MATERIAL FOR THIS TASK:
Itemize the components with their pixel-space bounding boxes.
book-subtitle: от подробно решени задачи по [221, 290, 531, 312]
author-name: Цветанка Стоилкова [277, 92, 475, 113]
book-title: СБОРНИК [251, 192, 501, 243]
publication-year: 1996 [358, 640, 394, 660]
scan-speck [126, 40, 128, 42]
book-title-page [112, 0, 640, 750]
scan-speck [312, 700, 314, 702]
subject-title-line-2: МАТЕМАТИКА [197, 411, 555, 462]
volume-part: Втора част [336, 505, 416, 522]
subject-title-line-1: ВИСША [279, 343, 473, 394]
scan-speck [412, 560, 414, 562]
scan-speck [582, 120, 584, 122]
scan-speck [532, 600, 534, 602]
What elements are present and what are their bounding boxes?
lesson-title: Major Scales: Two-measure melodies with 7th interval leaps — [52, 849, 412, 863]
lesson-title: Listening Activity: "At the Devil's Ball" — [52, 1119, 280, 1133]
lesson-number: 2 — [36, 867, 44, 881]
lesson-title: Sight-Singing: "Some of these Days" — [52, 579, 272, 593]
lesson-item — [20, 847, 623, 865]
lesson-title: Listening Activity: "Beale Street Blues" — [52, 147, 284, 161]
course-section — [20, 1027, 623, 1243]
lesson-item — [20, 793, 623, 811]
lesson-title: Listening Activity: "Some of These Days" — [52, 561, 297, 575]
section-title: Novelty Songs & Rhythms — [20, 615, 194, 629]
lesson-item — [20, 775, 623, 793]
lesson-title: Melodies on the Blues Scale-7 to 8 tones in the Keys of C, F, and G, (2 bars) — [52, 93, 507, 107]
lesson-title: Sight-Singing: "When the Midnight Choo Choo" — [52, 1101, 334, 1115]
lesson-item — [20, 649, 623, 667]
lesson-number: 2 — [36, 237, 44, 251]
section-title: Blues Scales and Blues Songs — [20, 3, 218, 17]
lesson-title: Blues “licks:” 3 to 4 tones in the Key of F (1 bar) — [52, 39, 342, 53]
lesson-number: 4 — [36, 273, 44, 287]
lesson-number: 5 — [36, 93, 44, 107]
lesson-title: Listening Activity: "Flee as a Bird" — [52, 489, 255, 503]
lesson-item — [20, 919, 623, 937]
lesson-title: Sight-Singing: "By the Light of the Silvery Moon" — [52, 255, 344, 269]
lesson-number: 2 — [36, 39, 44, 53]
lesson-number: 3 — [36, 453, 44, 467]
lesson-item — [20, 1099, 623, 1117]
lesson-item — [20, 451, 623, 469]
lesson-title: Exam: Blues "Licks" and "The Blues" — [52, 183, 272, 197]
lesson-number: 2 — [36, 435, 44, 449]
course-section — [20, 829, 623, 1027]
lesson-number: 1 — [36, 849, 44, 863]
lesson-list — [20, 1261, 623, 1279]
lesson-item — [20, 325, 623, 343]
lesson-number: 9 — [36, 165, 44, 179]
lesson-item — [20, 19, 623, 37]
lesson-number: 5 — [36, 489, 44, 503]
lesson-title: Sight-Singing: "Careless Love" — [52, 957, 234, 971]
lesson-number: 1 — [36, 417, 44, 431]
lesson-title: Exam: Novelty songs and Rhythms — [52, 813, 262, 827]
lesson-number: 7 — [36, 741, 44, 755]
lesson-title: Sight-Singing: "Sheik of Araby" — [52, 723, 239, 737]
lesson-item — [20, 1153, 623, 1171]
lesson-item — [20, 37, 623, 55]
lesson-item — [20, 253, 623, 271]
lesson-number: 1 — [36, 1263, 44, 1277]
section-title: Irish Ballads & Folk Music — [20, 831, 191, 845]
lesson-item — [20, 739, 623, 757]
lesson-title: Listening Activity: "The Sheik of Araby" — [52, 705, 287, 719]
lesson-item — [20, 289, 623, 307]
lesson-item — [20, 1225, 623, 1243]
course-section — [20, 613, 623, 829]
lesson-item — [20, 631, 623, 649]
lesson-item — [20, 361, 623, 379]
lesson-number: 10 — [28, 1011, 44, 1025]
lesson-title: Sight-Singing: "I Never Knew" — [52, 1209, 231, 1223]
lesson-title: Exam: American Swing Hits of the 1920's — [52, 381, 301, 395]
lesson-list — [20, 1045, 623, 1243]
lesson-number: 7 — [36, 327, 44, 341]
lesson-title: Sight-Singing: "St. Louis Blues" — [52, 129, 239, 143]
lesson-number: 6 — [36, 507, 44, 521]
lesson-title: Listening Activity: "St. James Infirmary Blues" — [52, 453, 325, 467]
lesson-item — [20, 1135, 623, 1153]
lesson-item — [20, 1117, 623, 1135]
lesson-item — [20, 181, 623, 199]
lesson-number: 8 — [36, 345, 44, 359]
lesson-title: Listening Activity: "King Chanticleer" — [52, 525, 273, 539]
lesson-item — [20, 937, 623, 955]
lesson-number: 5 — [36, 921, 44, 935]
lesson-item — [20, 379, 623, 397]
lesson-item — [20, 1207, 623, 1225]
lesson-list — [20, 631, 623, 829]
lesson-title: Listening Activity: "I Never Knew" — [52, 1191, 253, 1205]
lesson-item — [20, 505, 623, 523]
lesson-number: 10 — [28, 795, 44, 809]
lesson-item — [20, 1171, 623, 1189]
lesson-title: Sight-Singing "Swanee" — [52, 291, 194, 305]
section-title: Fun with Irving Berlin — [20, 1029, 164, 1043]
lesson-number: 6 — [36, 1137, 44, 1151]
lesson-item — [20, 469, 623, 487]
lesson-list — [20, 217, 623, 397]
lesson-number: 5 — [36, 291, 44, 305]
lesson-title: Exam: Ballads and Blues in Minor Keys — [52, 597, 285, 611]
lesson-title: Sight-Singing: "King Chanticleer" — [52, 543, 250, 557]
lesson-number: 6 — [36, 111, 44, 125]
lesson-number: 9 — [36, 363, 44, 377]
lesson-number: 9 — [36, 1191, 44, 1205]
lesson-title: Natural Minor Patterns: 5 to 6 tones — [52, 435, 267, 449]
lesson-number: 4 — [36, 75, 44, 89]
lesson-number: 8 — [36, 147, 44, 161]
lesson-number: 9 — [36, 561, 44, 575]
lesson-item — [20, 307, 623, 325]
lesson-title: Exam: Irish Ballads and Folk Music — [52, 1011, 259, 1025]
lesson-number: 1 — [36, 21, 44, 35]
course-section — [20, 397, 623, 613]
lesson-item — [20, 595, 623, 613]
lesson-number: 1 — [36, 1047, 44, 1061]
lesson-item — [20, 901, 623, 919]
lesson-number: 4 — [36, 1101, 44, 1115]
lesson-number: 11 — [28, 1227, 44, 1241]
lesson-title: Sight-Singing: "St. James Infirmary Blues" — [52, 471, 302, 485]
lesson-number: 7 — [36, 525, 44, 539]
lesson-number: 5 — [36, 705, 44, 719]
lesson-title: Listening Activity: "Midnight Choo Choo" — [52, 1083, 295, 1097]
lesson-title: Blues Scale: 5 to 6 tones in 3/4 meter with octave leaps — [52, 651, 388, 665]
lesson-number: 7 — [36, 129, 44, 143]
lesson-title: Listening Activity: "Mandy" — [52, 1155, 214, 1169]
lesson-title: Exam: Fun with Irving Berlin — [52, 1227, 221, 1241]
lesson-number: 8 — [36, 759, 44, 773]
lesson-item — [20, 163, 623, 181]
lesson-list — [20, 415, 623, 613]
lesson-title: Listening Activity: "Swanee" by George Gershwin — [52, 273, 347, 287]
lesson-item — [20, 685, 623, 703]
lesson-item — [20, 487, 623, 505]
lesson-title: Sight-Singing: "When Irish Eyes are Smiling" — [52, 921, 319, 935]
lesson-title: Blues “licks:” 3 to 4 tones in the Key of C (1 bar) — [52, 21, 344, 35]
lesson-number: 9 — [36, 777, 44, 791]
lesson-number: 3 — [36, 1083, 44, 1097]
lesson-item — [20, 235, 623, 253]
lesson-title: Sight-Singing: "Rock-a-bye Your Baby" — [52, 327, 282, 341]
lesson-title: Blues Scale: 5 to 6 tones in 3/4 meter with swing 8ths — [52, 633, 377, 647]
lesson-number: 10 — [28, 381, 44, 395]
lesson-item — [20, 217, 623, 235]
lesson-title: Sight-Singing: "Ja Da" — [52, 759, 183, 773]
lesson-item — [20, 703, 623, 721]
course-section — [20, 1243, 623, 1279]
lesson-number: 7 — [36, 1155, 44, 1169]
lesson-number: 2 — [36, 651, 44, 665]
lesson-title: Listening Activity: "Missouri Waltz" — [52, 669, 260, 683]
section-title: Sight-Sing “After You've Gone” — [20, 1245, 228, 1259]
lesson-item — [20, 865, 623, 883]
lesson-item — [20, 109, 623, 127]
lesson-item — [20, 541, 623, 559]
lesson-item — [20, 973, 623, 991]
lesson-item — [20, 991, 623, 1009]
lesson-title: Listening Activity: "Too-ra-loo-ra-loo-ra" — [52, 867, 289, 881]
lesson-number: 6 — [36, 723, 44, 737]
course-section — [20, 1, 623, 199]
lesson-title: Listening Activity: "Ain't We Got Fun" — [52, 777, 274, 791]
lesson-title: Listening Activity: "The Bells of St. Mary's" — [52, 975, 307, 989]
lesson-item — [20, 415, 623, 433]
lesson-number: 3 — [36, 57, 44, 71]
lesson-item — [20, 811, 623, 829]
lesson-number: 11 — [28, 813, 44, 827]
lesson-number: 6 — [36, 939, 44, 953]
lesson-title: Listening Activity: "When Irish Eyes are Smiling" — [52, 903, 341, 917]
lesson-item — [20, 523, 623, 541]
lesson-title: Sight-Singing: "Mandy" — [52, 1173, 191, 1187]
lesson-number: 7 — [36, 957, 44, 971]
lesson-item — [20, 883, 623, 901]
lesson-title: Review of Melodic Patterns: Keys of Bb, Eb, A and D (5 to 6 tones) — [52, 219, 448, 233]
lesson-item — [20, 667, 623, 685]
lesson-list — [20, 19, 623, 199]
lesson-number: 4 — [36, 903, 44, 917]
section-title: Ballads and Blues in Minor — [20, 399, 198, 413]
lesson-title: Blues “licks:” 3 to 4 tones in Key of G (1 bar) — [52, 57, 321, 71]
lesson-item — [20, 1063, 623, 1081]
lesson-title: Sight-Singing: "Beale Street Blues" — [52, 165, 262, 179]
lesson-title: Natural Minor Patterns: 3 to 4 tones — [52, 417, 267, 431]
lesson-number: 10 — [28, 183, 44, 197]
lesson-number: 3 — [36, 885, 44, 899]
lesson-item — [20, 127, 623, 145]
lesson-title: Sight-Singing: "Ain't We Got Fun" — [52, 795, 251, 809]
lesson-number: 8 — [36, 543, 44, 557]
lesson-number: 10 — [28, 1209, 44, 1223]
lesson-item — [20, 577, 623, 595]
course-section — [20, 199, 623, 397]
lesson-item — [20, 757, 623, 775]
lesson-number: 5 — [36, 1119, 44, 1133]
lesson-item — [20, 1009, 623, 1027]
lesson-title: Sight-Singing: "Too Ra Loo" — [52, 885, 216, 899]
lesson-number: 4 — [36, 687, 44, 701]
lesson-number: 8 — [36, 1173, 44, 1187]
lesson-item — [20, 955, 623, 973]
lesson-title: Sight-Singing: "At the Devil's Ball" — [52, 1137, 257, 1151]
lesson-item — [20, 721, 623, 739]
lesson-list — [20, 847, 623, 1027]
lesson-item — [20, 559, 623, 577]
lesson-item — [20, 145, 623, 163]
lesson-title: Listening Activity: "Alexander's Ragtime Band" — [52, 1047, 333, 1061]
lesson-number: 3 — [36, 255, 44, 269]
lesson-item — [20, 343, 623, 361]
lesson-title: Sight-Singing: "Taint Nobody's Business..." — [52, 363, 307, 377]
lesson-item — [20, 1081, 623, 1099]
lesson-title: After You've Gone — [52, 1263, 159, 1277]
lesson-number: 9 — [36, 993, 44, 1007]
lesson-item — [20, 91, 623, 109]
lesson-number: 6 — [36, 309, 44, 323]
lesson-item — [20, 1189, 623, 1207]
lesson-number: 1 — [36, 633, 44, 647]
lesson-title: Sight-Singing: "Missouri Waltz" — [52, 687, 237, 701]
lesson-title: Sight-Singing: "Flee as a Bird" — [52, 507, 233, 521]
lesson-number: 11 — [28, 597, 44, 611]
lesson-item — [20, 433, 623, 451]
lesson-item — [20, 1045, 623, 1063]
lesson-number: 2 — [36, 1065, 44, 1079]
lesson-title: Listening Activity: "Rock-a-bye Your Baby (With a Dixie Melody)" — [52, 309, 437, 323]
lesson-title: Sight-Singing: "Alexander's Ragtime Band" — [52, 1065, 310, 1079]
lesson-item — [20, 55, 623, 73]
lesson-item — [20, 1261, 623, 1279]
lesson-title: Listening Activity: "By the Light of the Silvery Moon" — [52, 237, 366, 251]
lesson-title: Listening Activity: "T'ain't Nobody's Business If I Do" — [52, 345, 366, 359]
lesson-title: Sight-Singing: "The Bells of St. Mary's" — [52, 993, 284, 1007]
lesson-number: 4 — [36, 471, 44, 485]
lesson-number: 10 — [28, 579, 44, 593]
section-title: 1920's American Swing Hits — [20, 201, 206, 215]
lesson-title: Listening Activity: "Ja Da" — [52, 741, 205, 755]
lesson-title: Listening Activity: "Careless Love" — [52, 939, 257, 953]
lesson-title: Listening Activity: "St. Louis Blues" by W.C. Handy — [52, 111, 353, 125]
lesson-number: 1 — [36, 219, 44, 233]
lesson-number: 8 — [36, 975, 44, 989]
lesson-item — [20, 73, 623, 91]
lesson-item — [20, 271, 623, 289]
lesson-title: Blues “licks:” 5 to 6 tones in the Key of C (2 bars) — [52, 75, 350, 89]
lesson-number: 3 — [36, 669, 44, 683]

TASK DESCRIPTION: Rewrite the lines from the very first one through the one containing "scan-speck [126, 40, 128, 42]" as a numbered list, both included, and drop any blank lines.

WRITTEN SOLUTION:
1. Itemize the components with their pixel-space bounding boxes.
2. book-subtitle: от подробно решени задачи по [221, 290, 531, 312]
3. author-name: Цветанка Стоилкова [277, 92, 475, 113]
4. book-title: СБОРНИК [251, 192, 501, 243]
5. publication-year: 1996 [358, 640, 394, 660]
6. scan-speck [126, 40, 128, 42]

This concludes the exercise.